━━━━━ Dataset records ━━━━━
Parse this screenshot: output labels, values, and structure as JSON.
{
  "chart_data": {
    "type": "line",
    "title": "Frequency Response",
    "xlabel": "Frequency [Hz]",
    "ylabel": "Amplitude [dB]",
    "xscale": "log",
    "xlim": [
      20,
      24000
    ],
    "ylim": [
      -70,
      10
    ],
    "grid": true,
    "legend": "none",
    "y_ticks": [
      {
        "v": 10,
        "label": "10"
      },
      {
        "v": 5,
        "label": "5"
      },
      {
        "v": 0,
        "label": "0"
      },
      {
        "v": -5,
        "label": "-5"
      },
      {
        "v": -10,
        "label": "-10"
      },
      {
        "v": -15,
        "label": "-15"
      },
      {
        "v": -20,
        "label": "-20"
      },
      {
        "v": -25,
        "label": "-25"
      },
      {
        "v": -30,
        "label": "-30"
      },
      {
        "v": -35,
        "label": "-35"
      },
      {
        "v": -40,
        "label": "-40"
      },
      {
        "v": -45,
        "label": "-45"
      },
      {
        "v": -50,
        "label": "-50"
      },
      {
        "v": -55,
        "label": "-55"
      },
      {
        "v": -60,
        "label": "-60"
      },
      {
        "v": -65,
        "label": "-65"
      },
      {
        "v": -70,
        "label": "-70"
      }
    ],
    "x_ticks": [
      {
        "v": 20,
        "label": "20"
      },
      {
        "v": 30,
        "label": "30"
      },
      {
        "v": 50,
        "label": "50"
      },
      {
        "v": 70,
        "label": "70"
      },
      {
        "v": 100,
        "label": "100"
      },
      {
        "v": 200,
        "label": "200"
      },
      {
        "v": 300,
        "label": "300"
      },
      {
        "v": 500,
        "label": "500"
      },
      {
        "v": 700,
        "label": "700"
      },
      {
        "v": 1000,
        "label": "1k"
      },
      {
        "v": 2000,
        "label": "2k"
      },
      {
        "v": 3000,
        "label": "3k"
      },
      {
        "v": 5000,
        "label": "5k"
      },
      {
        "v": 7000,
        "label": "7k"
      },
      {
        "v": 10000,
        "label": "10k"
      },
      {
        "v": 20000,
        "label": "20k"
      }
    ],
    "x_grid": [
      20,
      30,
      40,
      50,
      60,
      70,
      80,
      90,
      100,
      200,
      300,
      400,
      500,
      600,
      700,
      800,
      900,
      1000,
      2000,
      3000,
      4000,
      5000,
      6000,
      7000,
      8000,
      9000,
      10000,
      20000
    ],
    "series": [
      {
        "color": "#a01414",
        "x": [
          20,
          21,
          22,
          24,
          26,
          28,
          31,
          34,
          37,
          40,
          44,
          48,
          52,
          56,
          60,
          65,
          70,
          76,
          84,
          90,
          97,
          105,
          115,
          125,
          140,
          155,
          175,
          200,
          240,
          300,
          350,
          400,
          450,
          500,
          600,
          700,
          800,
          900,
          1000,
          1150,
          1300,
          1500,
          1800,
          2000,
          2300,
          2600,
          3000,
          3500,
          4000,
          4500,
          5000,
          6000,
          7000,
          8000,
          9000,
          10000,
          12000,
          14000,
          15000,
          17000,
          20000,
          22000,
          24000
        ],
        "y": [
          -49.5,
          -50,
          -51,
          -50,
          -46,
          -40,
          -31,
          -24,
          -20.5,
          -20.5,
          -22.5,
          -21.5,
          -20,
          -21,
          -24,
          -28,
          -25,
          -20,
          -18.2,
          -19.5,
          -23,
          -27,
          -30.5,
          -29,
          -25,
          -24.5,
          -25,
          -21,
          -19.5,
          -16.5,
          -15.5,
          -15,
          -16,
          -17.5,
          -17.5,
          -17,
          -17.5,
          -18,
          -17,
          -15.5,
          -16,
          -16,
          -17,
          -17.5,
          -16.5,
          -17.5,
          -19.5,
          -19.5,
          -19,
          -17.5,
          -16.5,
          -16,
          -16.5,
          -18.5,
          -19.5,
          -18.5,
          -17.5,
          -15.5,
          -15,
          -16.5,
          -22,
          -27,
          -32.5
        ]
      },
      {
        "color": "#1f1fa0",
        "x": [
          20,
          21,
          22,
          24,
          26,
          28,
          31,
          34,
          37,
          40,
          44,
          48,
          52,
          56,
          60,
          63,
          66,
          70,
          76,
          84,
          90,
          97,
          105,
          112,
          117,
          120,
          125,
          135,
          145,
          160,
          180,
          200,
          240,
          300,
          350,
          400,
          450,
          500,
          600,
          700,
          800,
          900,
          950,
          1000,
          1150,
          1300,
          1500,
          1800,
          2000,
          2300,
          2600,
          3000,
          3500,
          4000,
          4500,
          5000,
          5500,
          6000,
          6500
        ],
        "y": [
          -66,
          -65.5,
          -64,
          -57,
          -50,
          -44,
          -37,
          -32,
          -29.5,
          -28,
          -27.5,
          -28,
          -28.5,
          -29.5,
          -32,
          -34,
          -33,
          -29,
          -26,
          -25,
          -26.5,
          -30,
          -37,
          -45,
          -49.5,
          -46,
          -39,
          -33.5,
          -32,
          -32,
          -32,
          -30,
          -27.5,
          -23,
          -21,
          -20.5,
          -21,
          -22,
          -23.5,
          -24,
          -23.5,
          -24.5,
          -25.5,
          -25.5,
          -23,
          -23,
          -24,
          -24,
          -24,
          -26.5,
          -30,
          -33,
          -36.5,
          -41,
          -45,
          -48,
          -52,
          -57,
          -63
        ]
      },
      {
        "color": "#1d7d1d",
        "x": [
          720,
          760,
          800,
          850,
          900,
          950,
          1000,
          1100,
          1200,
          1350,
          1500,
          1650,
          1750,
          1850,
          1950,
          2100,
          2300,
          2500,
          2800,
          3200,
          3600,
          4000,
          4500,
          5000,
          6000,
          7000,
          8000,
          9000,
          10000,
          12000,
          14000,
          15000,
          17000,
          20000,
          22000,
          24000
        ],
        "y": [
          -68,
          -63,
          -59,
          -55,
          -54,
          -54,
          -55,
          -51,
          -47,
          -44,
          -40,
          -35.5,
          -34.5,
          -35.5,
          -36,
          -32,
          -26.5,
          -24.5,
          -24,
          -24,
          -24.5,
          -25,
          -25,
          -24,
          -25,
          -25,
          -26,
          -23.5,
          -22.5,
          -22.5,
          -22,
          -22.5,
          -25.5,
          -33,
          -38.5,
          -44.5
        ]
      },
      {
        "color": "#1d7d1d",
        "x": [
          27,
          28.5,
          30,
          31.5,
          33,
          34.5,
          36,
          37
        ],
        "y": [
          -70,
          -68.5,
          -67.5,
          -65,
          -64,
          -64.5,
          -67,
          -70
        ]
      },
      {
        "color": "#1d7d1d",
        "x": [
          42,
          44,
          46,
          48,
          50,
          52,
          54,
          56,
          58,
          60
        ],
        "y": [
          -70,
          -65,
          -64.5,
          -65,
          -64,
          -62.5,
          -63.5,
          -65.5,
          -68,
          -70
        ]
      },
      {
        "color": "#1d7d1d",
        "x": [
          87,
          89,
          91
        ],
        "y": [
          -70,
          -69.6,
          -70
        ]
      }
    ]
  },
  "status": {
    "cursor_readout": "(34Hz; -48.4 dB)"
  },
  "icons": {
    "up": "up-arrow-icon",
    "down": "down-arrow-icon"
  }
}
━━━━━
━━━━━ Dataset records ━━━━━
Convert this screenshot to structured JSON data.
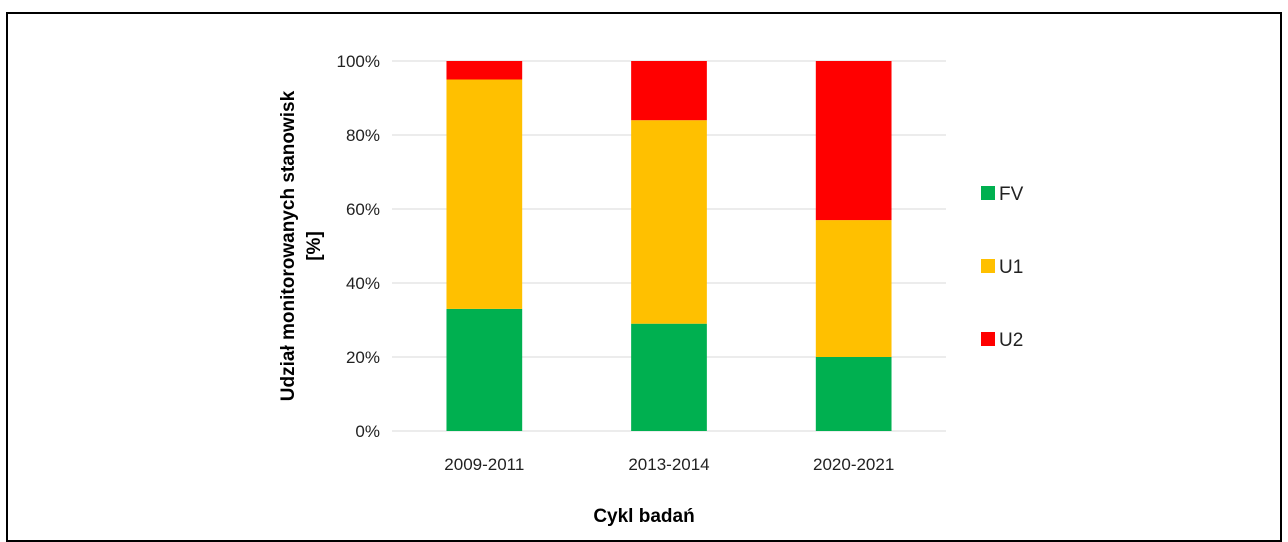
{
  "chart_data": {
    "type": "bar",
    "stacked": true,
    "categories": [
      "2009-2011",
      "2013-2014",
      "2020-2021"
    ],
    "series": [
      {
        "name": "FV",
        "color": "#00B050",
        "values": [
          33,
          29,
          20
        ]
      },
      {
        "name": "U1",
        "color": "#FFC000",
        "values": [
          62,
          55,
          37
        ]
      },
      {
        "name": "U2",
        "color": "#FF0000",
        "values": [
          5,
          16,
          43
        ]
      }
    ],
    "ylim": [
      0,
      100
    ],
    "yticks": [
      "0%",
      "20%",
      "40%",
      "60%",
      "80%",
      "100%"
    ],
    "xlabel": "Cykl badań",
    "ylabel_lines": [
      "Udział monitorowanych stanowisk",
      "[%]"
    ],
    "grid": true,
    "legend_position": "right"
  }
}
━━━━━
━━━━━ Dataset records ━━━━━
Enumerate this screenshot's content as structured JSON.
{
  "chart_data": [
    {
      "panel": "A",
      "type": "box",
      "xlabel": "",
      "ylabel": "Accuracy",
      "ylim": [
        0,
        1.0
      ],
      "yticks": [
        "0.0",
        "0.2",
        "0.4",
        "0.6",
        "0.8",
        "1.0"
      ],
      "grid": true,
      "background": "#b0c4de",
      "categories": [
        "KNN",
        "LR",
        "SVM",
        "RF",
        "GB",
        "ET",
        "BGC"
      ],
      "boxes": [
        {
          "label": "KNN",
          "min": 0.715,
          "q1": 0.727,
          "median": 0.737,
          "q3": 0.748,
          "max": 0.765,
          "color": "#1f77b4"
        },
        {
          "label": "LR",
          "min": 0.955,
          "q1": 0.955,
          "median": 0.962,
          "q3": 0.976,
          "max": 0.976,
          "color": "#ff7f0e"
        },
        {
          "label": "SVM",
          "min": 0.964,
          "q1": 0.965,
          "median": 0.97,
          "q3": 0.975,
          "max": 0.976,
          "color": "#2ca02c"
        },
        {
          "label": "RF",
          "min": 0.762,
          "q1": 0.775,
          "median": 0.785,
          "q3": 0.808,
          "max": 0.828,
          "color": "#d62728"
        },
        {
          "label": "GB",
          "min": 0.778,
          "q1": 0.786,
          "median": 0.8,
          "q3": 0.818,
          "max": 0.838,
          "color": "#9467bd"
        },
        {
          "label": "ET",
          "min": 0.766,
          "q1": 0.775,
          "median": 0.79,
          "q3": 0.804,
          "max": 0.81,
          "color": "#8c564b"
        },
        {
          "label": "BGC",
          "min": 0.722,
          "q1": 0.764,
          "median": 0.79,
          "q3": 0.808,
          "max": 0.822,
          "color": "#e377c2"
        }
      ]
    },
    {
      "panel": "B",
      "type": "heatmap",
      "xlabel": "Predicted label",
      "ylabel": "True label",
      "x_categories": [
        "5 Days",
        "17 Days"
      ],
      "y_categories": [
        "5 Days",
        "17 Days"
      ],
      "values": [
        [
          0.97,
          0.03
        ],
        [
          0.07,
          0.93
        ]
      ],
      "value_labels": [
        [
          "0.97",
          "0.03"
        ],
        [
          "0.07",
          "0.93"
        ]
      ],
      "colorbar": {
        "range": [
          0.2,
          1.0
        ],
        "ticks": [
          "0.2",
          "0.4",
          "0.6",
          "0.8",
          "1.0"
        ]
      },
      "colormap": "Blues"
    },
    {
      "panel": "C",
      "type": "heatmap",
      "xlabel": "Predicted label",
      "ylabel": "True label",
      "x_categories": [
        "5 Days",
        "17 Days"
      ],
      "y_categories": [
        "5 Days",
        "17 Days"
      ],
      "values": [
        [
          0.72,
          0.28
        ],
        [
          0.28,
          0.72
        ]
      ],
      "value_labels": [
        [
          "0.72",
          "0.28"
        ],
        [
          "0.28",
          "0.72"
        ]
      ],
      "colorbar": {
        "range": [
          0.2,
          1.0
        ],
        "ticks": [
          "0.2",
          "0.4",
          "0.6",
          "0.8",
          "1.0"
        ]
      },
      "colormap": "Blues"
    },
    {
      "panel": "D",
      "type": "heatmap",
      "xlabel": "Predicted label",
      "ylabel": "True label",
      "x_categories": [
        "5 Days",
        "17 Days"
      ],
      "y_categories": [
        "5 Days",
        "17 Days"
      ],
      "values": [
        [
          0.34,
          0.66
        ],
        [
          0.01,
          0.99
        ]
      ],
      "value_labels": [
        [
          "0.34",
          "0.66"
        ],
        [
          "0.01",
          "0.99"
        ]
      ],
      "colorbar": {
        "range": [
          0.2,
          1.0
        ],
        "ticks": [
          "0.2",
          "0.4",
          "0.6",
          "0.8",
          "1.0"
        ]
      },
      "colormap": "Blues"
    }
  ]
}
━━━━━
#### [Instruction]
Select all lines with the word "structured" from the entries above.

#### [Reply]
Convert this screenshot to structured JSON data.
Enumerate this screenshot's content as structured JSON.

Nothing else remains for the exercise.